Dataset items:

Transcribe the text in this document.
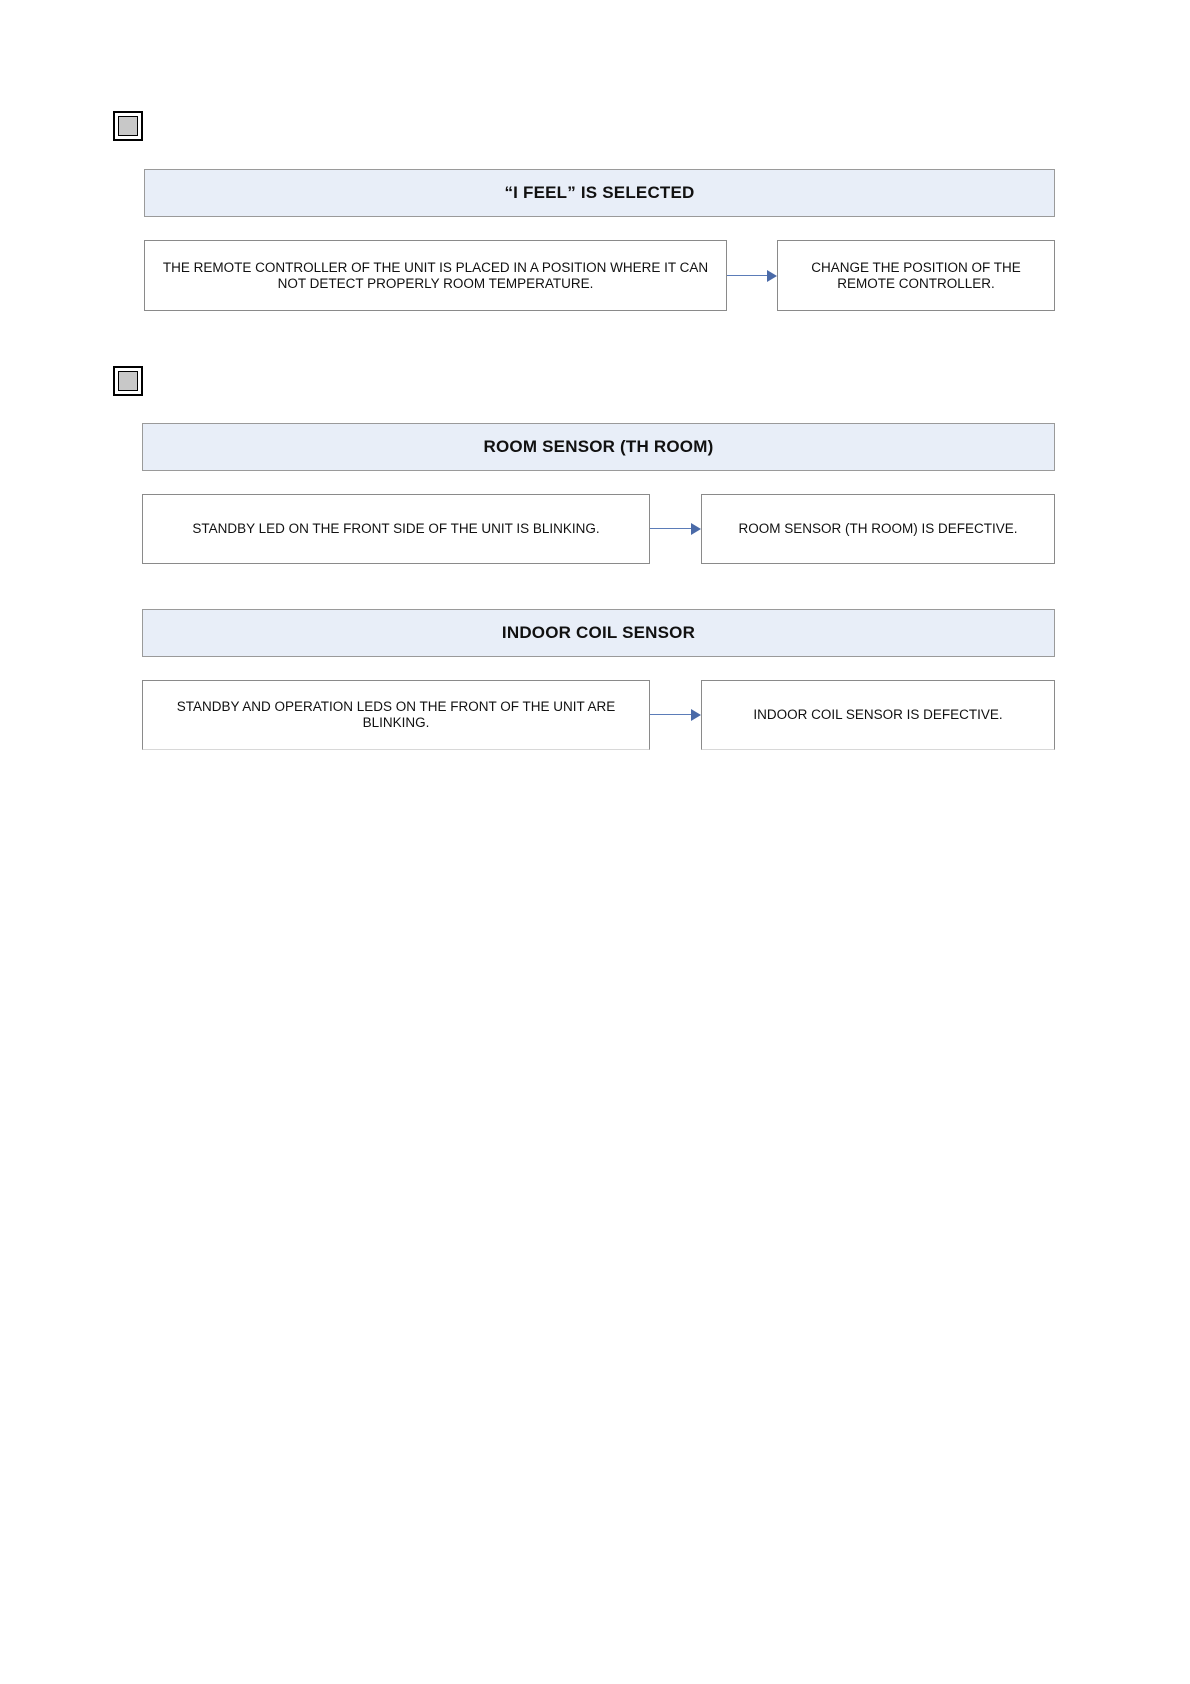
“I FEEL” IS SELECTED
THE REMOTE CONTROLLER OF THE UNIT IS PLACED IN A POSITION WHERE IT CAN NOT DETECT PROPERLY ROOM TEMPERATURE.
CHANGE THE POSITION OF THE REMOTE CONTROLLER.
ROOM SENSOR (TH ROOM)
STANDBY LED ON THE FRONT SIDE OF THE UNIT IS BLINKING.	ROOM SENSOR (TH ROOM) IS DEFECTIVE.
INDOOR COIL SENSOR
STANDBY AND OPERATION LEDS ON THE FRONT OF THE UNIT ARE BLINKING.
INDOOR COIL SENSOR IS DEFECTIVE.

Stated problem - From the entries above, pull out each line that includes "REMOTE".

Worked solution -
THE REMOTE CONTROLLER OF THE UNIT IS PLACED IN A POSITION WHERE IT CAN NOT DETECT PROPERLY ROOM TEMPERATURE.
CHANGE THE POSITION OF THE REMOTE CONTROLLER.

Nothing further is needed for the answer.